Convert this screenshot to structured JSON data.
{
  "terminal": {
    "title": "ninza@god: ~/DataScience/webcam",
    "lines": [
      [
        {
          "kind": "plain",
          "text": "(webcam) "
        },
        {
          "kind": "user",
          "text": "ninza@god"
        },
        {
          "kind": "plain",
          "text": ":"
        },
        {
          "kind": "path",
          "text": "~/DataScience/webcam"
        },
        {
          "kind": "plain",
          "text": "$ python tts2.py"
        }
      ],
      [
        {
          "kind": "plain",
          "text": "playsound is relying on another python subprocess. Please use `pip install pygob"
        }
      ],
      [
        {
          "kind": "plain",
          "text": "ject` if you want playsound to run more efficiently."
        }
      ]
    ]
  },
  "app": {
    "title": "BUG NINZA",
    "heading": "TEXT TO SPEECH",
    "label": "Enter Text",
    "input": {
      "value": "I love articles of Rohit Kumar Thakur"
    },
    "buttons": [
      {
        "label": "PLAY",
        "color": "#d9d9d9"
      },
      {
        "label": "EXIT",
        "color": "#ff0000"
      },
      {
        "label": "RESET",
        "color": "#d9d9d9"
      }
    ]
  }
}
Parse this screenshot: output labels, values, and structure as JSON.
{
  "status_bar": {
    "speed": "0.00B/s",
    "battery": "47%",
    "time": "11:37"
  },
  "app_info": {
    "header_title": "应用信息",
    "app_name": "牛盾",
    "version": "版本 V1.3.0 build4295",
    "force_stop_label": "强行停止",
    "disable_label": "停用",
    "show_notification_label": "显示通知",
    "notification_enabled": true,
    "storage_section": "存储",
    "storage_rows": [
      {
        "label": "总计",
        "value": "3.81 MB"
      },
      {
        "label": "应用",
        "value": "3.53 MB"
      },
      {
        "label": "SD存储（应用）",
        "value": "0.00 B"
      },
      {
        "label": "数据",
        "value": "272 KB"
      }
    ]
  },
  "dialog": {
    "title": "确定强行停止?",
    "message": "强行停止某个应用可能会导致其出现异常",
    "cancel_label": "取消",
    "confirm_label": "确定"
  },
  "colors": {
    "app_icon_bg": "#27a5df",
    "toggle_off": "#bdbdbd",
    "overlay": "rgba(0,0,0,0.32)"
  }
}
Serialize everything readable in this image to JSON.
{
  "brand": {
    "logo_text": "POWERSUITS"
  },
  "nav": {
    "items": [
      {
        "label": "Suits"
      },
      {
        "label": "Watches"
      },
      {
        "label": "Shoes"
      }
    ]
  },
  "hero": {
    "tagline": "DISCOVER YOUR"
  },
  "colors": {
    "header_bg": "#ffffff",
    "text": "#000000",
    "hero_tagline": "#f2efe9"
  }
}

▶ What to work on: Print from the line containing "Serialize everything readable" to the last line above, exactly as written.

▶ Result of this task:
Serialize everything readable in this image to JSON.
{
  "brand": {
    "logo_text": "POWERSUITS"
  },
  "nav": {
    "items": [
      {
        "label": "Suits"
      },
      {
        "label": "Watches"
      },
      {
        "label": "Shoes"
      }
    ]
  },
  "hero": {
    "tagline": "DISCOVER YOUR"
  },
  "colors": {
    "header_bg": "#ffffff",
    "text": "#000000",
    "hero_tagline": "#f2efe9"
  }
}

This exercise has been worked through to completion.